- Exercise details
Transcribe the records below in full; pictures stay out of the copy.

# # # # #

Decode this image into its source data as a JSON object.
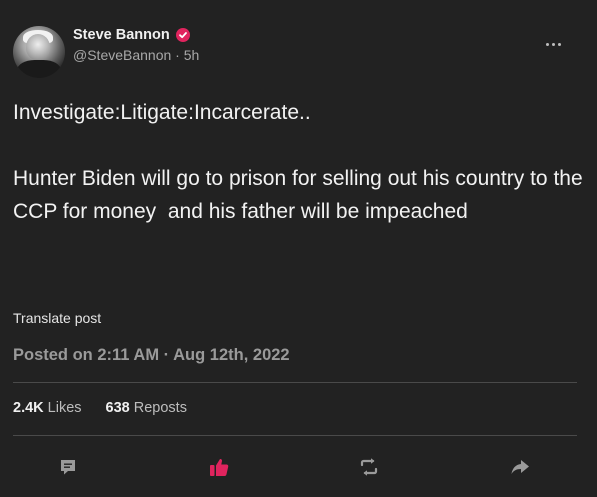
{
  "author": {
    "display_name": "Steve Bannon",
    "handle_time": "@SteveBannon · 5h",
    "verified_icon": "verified-badge-icon"
  },
  "post": {
    "text": "Investigate:Litigate:Incarcerate..\n\nHunter Biden will go to prison for selling out his country to the CCP for money  and his father will be impeached",
    "translate_label": "Translate post",
    "posted_on": "Posted on 2:11 AM · Aug 12th, 2022"
  },
  "stats": {
    "likes_count": "2.4K",
    "likes_label": "Likes",
    "reposts_count": "638",
    "reposts_label": "Reposts"
  },
  "actions": {
    "reply_icon": "comment-icon",
    "like_icon": "thumbs-up-icon",
    "repost_icon": "repost-icon",
    "share_icon": "share-arrow-icon"
  },
  "colors": {
    "background": "#222222",
    "verified": "#e0245e",
    "liked": "#e0245e",
    "muted": "#9a9a9a"
  }
}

# # # # #

- Correct result
Decode this image into its source data as a JSON object.
{
  "author": {
    "display_name": "Steve Bannon",
    "handle_time": "@SteveBannon · 5h",
    "verified_icon": "verified-badge-icon"
  },
  "post": {
    "text": "Investigate:Litigate:Incarcerate..\n\nHunter Biden will go to prison for selling out his country to the CCP for money  and his father will be impeached",
    "translate_label": "Translate post",
    "posted_on": "Posted on 2:11 AM · Aug 12th, 2022"
  },
  "stats": {
    "likes_count": "2.4K",
    "likes_label": "Likes",
    "reposts_count": "638",
    "reposts_label": "Reposts"
  },
  "actions": {
    "reply_icon": "comment-icon",
    "like_icon": "thumbs-up-icon",
    "repost_icon": "repost-icon",
    "share_icon": "share-arrow-icon"
  },
  "colors": {
    "background": "#222222",
    "verified": "#e0245e",
    "liked": "#e0245e",
    "muted": "#9a9a9a"
  }
}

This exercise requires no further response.